====== Data listing ======

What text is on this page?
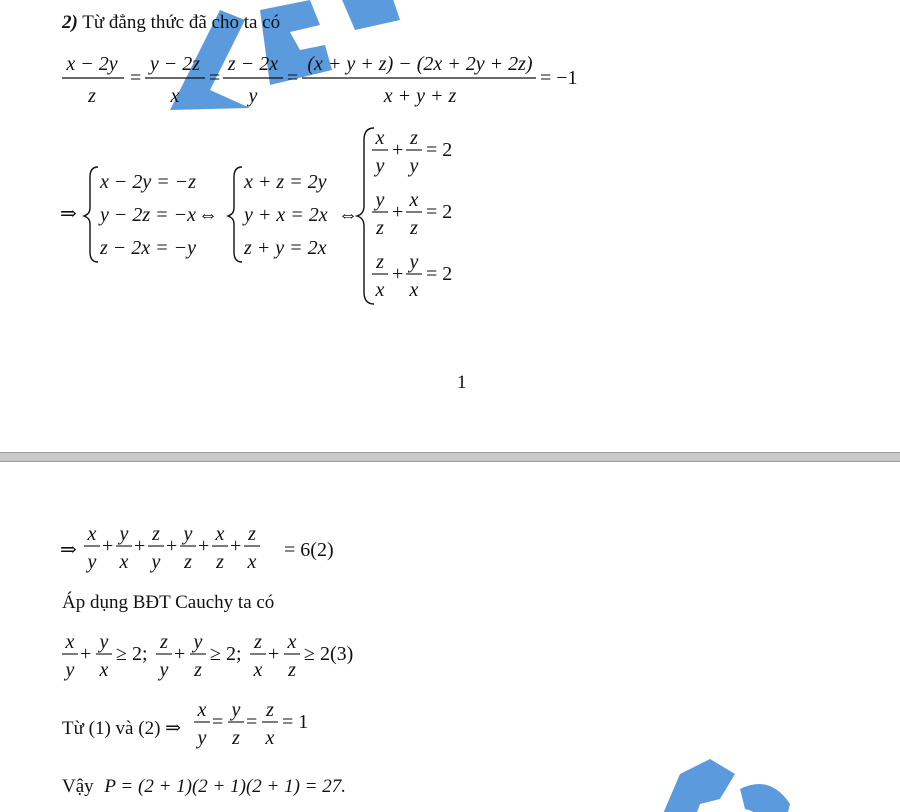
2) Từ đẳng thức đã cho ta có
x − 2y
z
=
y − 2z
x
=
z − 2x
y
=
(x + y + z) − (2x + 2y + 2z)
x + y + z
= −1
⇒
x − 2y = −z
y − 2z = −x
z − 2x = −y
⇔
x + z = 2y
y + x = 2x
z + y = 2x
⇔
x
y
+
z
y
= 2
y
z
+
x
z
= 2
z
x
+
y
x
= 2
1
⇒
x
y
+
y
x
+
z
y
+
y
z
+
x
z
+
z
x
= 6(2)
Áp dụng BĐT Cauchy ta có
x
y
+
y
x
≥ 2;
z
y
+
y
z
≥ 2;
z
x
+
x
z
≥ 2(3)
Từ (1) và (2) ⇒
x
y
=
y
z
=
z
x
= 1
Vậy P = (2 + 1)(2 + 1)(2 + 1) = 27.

======
====== Data listing ======

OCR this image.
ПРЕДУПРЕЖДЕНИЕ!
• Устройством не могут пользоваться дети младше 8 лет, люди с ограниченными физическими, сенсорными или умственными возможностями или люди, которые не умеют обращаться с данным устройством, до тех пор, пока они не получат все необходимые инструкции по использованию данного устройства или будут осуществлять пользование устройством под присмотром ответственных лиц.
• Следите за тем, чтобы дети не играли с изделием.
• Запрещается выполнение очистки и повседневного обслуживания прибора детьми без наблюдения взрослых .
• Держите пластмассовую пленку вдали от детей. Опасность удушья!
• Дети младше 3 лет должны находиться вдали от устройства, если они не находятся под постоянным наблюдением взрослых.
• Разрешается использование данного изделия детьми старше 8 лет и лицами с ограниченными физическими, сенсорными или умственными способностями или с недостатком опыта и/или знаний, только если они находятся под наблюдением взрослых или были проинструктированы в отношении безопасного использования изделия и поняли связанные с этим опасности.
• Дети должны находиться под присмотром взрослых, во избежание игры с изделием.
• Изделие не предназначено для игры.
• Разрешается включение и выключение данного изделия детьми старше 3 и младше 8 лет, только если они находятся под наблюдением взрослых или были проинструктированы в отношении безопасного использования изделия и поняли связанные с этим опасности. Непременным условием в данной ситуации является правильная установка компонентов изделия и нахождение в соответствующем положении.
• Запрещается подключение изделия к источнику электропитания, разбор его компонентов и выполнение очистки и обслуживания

======
====== Data listing ======

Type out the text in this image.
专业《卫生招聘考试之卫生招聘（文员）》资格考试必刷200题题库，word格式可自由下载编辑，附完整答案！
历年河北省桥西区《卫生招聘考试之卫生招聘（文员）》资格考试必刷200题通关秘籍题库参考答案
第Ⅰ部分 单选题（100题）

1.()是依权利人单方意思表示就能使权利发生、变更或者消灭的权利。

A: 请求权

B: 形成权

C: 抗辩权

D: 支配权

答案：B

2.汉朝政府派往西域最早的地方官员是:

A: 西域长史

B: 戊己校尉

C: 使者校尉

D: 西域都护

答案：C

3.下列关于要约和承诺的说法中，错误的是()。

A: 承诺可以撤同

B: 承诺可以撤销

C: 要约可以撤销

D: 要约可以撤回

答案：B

======

* _What you will do_:
List all lines in the material containing the string "this".

* _Written solution_:
What text is on this page?
OCR this image.
Type out the text in this image.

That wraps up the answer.